Retype each record exactly; no pictures.

(Data provided begins)

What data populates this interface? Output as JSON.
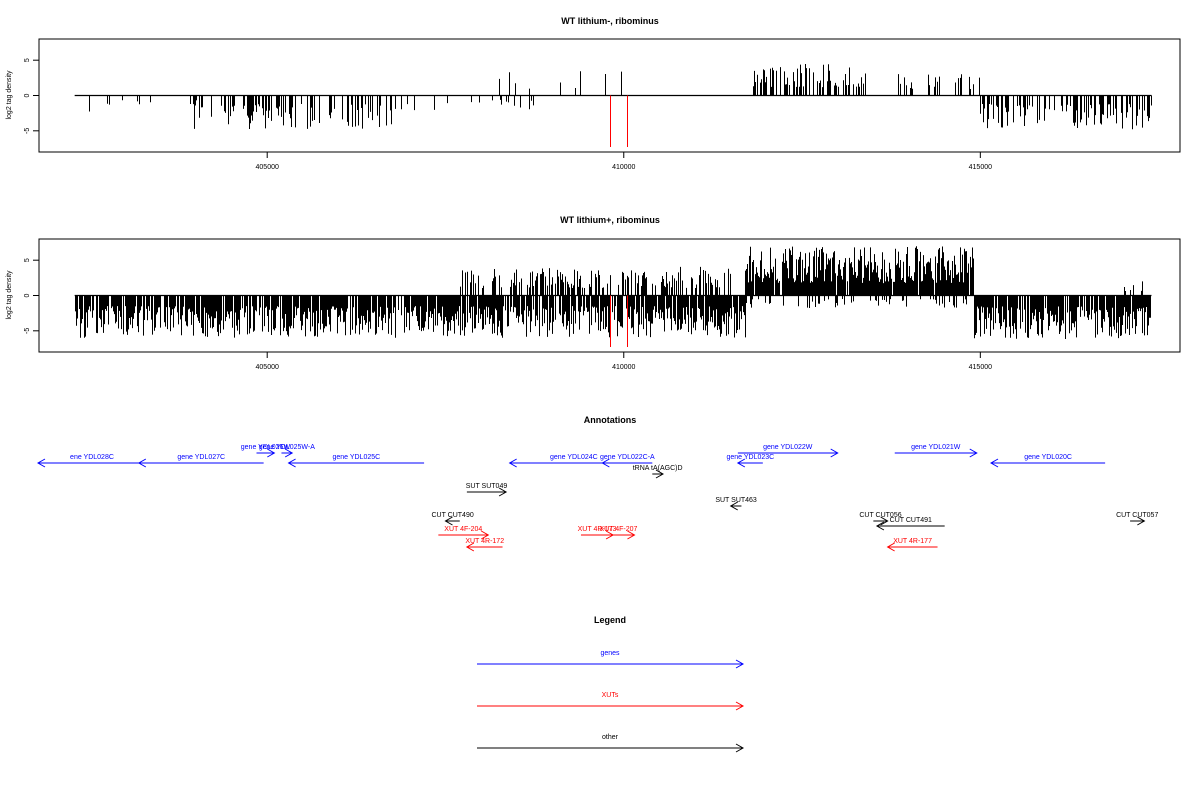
{
  "colors": {
    "genes": "#0000ff",
    "xuts": "#ff0000",
    "other": "#000000",
    "frame": "#000000"
  },
  "chart_data": [
    {
      "type": "bar",
      "title": "WT lithium-, ribominus",
      "ylabel": "log2 tag density",
      "xlim": [
        401800,
        417800
      ],
      "ylim": [
        -8,
        8
      ],
      "xticks": [
        "405000",
        "410000",
        "415000"
      ],
      "xtick_values": [
        405000,
        410000,
        415000
      ],
      "yticks": [
        "5",
        "0",
        "-5"
      ],
      "ytick_values": [
        5,
        0,
        -5
      ],
      "highlight_color": "#ff0000",
      "highlight": [
        {
          "x": 409800,
          "y": -7.3
        },
        {
          "x": 410050,
          "y": -7.3
        }
      ],
      "profile": [
        {
          "from": 402300,
          "to": 404000,
          "sign": -1,
          "amp": 2.5,
          "density": 0.1,
          "seed": 3
        },
        {
          "from": 403900,
          "to": 406800,
          "sign": -1,
          "amp": 4.8,
          "density": 0.45,
          "seed": 5
        },
        {
          "from": 406800,
          "to": 409000,
          "sign": -1,
          "amp": 2.2,
          "density": 0.08,
          "seed": 7
        },
        {
          "from": 407600,
          "to": 410600,
          "sign": 1,
          "amp": 3.6,
          "density": 0.05,
          "seed": 9
        },
        {
          "from": 411800,
          "to": 413400,
          "sign": 1,
          "amp": 4.5,
          "density": 0.55,
          "seed": 11
        },
        {
          "from": 413800,
          "to": 415000,
          "sign": 1,
          "amp": 3.4,
          "density": 0.2,
          "seed": 13
        },
        {
          "from": 415000,
          "to": 417400,
          "sign": -1,
          "amp": 4.8,
          "density": 0.5,
          "seed": 15
        }
      ]
    },
    {
      "type": "bar",
      "title": "WT lithium+, ribominus",
      "ylabel": "log2 tag density",
      "xlim": [
        401800,
        417800
      ],
      "ylim": [
        -8,
        8
      ],
      "xticks": [
        "405000",
        "410000",
        "415000"
      ],
      "xtick_values": [
        405000,
        410000,
        415000
      ],
      "yticks": [
        "5",
        "0",
        "-5"
      ],
      "ytick_values": [
        5,
        0,
        -5
      ],
      "highlight_color": "#ff0000",
      "highlight": [
        {
          "x": 409800,
          "y": -7.3
        },
        {
          "x": 410050,
          "y": -7.3
        }
      ],
      "profile": [
        {
          "from": 402300,
          "to": 411700,
          "sign": -1,
          "amp": 6.0,
          "density": 0.85,
          "seed": 21
        },
        {
          "from": 407600,
          "to": 411500,
          "sign": 1,
          "amp": 4.2,
          "density": 0.45,
          "seed": 23
        },
        {
          "from": 411700,
          "to": 414900,
          "sign": 1,
          "amp": 7.0,
          "density": 0.95,
          "seed": 25
        },
        {
          "from": 411700,
          "to": 414900,
          "sign": -1,
          "amp": 1.8,
          "density": 0.25,
          "seed": 27
        },
        {
          "from": 414900,
          "to": 417400,
          "sign": -1,
          "amp": 6.2,
          "density": 0.9,
          "seed": 29
        },
        {
          "from": 417000,
          "to": 417400,
          "sign": 1,
          "amp": 2.5,
          "density": 0.3,
          "seed": 31
        }
      ]
    }
  ],
  "annotations": {
    "title": "Annotations",
    "features": [
      {
        "label": "ene YDL028C",
        "kind": "gene",
        "from": 401500,
        "to": 403300,
        "row": 1,
        "strand": "-"
      },
      {
        "label": "gene YDL027C",
        "kind": "gene",
        "from": 403200,
        "to": 404950,
        "row": 1,
        "strand": "-"
      },
      {
        "label": "gene YDL026W",
        "kind": "gene",
        "from": 404850,
        "to": 405100,
        "row": 0,
        "strand": "+"
      },
      {
        "label": "gene YDL025W-A",
        "kind": "gene",
        "from": 405200,
        "to": 405350,
        "row": 0,
        "strand": "+"
      },
      {
        "label": "gene YDL025C",
        "kind": "gene",
        "from": 405300,
        "to": 407200,
        "row": 1,
        "strand": "-"
      },
      {
        "label": "gene YDL024C",
        "kind": "gene",
        "from": 408400,
        "to": 410200,
        "row": 1,
        "strand": "-"
      },
      {
        "label": "gene YDL022C-A",
        "kind": "gene",
        "from": 409700,
        "to": 410400,
        "row": 1,
        "strand": "-"
      },
      {
        "label": "gene YDL022W",
        "kind": "gene",
        "from": 411600,
        "to": 413000,
        "row": 0,
        "strand": "+"
      },
      {
        "label": "gene YDL023C",
        "kind": "gene",
        "from": 411600,
        "to": 411950,
        "row": 1,
        "strand": "-"
      },
      {
        "label": "gene YDL021W",
        "kind": "gene",
        "from": 413800,
        "to": 414950,
        "row": 0,
        "strand": "+"
      },
      {
        "label": "gene YDL020C",
        "kind": "gene",
        "from": 415150,
        "to": 416750,
        "row": 1,
        "strand": "-"
      },
      {
        "label": "tRNA tA(AGC)D",
        "kind": "other",
        "from": 410400,
        "to": 410550,
        "row": 2,
        "strand": "+"
      },
      {
        "label": "SUT SUT049",
        "kind": "other",
        "from": 407800,
        "to": 408350,
        "row": 3,
        "strand": "+"
      },
      {
        "label": "SUT SUT463",
        "kind": "other",
        "from": 411500,
        "to": 411650,
        "row": 4,
        "strand": "-"
      },
      {
        "label": "CUT CUT490",
        "kind": "other",
        "from": 407500,
        "to": 407700,
        "row": 5,
        "strand": "-"
      },
      {
        "label": "CUT CUT056",
        "kind": "other",
        "from": 413500,
        "to": 413700,
        "row": 5,
        "strand": "+"
      },
      {
        "label": "CUT CUT491",
        "kind": "other",
        "from": 413550,
        "to": 414500,
        "row": 6,
        "strand": "-"
      },
      {
        "label": "CUT CUT057",
        "kind": "other",
        "from": 417100,
        "to": 417300,
        "row": 5,
        "strand": "+"
      },
      {
        "label": "XUT 4F-204",
        "kind": "xut",
        "from": 407400,
        "to": 408100,
        "row": 7,
        "strand": "+"
      },
      {
        "label": "XUT 4R-172",
        "kind": "xut",
        "from": 407800,
        "to": 408300,
        "row": 8,
        "strand": "-"
      },
      {
        "label": "XUT 4R-173",
        "kind": "xut",
        "from": 409400,
        "to": 409850,
        "row": 7,
        "strand": "+"
      },
      {
        "label": "XUT 4F-207",
        "kind": "xut",
        "from": 409700,
        "to": 410150,
        "row": 7,
        "strand": "+"
      },
      {
        "label": "XUT 4R-177",
        "kind": "xut",
        "from": 413700,
        "to": 414400,
        "row": 8,
        "strand": "-"
      }
    ]
  },
  "legend": {
    "title": "Legend",
    "items": [
      {
        "label": "genes",
        "color": "#0000ff"
      },
      {
        "label": "XUTs",
        "color": "#ff0000"
      },
      {
        "label": "other",
        "color": "#000000"
      }
    ]
  }
}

(Data provided ends)

Result of this task
What data populates this interface? Output as JSON.
{
  "colors": {
    "genes": "#0000ff",
    "xuts": "#ff0000",
    "other": "#000000",
    "frame": "#000000"
  },
  "chart_data": [
    {
      "type": "bar",
      "title": "WT lithium-, ribominus",
      "ylabel": "log2 tag density",
      "xlim": [
        401800,
        417800
      ],
      "ylim": [
        -8,
        8
      ],
      "xticks": [
        "405000",
        "410000",
        "415000"
      ],
      "xtick_values": [
        405000,
        410000,
        415000
      ],
      "yticks": [
        "5",
        "0",
        "-5"
      ],
      "ytick_values": [
        5,
        0,
        -5
      ],
      "highlight_color": "#ff0000",
      "highlight": [
        {
          "x": 409800,
          "y": -7.3
        },
        {
          "x": 410050,
          "y": -7.3
        }
      ],
      "profile": [
        {
          "from": 402300,
          "to": 404000,
          "sign": -1,
          "amp": 2.5,
          "density": 0.1,
          "seed": 3
        },
        {
          "from": 403900,
          "to": 406800,
          "sign": -1,
          "amp": 4.8,
          "density": 0.45,
          "seed": 5
        },
        {
          "from": 406800,
          "to": 409000,
          "sign": -1,
          "amp": 2.2,
          "density": 0.08,
          "seed": 7
        },
        {
          "from": 407600,
          "to": 410600,
          "sign": 1,
          "amp": 3.6,
          "density": 0.05,
          "seed": 9
        },
        {
          "from": 411800,
          "to": 413400,
          "sign": 1,
          "amp": 4.5,
          "density": 0.55,
          "seed": 11
        },
        {
          "from": 413800,
          "to": 415000,
          "sign": 1,
          "amp": 3.4,
          "density": 0.2,
          "seed": 13
        },
        {
          "from": 415000,
          "to": 417400,
          "sign": -1,
          "amp": 4.8,
          "density": 0.5,
          "seed": 15
        }
      ]
    },
    {
      "type": "bar",
      "title": "WT lithium+, ribominus",
      "ylabel": "log2 tag density",
      "xlim": [
        401800,
        417800
      ],
      "ylim": [
        -8,
        8
      ],
      "xticks": [
        "405000",
        "410000",
        "415000"
      ],
      "xtick_values": [
        405000,
        410000,
        415000
      ],
      "yticks": [
        "5",
        "0",
        "-5"
      ],
      "ytick_values": [
        5,
        0,
        -5
      ],
      "highlight_color": "#ff0000",
      "highlight": [
        {
          "x": 409800,
          "y": -7.3
        },
        {
          "x": 410050,
          "y": -7.3
        }
      ],
      "profile": [
        {
          "from": 402300,
          "to": 411700,
          "sign": -1,
          "amp": 6.0,
          "density": 0.85,
          "seed": 21
        },
        {
          "from": 407600,
          "to": 411500,
          "sign": 1,
          "amp": 4.2,
          "density": 0.45,
          "seed": 23
        },
        {
          "from": 411700,
          "to": 414900,
          "sign": 1,
          "amp": 7.0,
          "density": 0.95,
          "seed": 25
        },
        {
          "from": 411700,
          "to": 414900,
          "sign": -1,
          "amp": 1.8,
          "density": 0.25,
          "seed": 27
        },
        {
          "from": 414900,
          "to": 417400,
          "sign": -1,
          "amp": 6.2,
          "density": 0.9,
          "seed": 29
        },
        {
          "from": 417000,
          "to": 417400,
          "sign": 1,
          "amp": 2.5,
          "density": 0.3,
          "seed": 31
        }
      ]
    }
  ],
  "annotations": {
    "title": "Annotations",
    "features": [
      {
        "label": "ene YDL028C",
        "kind": "gene",
        "from": 401500,
        "to": 403300,
        "row": 1,
        "strand": "-"
      },
      {
        "label": "gene YDL027C",
        "kind": "gene",
        "from": 403200,
        "to": 404950,
        "row": 1,
        "strand": "-"
      },
      {
        "label": "gene YDL026W",
        "kind": "gene",
        "from": 404850,
        "to": 405100,
        "row": 0,
        "strand": "+"
      },
      {
        "label": "gene YDL025W-A",
        "kind": "gene",
        "from": 405200,
        "to": 405350,
        "row": 0,
        "strand": "+"
      },
      {
        "label": "gene YDL025C",
        "kind": "gene",
        "from": 405300,
        "to": 407200,
        "row": 1,
        "strand": "-"
      },
      {
        "label": "gene YDL024C",
        "kind": "gene",
        "from": 408400,
        "to": 410200,
        "row": 1,
        "strand": "-"
      },
      {
        "label": "gene YDL022C-A",
        "kind": "gene",
        "from": 409700,
        "to": 410400,
        "row": 1,
        "strand": "-"
      },
      {
        "label": "gene YDL022W",
        "kind": "gene",
        "from": 411600,
        "to": 413000,
        "row": 0,
        "strand": "+"
      },
      {
        "label": "gene YDL023C",
        "kind": "gene",
        "from": 411600,
        "to": 411950,
        "row": 1,
        "strand": "-"
      },
      {
        "label": "gene YDL021W",
        "kind": "gene",
        "from": 413800,
        "to": 414950,
        "row": 0,
        "strand": "+"
      },
      {
        "label": "gene YDL020C",
        "kind": "gene",
        "from": 415150,
        "to": 416750,
        "row": 1,
        "strand": "-"
      },
      {
        "label": "tRNA tA(AGC)D",
        "kind": "other",
        "from": 410400,
        "to": 410550,
        "row": 2,
        "strand": "+"
      },
      {
        "label": "SUT SUT049",
        "kind": "other",
        "from": 407800,
        "to": 408350,
        "row": 3,
        "strand": "+"
      },
      {
        "label": "SUT SUT463",
        "kind": "other",
        "from": 411500,
        "to": 411650,
        "row": 4,
        "strand": "-"
      },
      {
        "label": "CUT CUT490",
        "kind": "other",
        "from": 407500,
        "to": 407700,
        "row": 5,
        "strand": "-"
      },
      {
        "label": "CUT CUT056",
        "kind": "other",
        "from": 413500,
        "to": 413700,
        "row": 5,
        "strand": "+"
      },
      {
        "label": "CUT CUT491",
        "kind": "other",
        "from": 413550,
        "to": 414500,
        "row": 6,
        "strand": "-"
      },
      {
        "label": "CUT CUT057",
        "kind": "other",
        "from": 417100,
        "to": 417300,
        "row": 5,
        "strand": "+"
      },
      {
        "label": "XUT 4F-204",
        "kind": "xut",
        "from": 407400,
        "to": 408100,
        "row": 7,
        "strand": "+"
      },
      {
        "label": "XUT 4R-172",
        "kind": "xut",
        "from": 407800,
        "to": 408300,
        "row": 8,
        "strand": "-"
      },
      {
        "label": "XUT 4R-173",
        "kind": "xut",
        "from": 409400,
        "to": 409850,
        "row": 7,
        "strand": "+"
      },
      {
        "label": "XUT 4F-207",
        "kind": "xut",
        "from": 409700,
        "to": 410150,
        "row": 7,
        "strand": "+"
      },
      {
        "label": "XUT 4R-177",
        "kind": "xut",
        "from": 413700,
        "to": 414400,
        "row": 8,
        "strand": "-"
      }
    ]
  },
  "legend": {
    "title": "Legend",
    "items": [
      {
        "label": "genes",
        "color": "#0000ff"
      },
      {
        "label": "XUTs",
        "color": "#ff0000"
      },
      {
        "label": "other",
        "color": "#000000"
      }
    ]
  }
}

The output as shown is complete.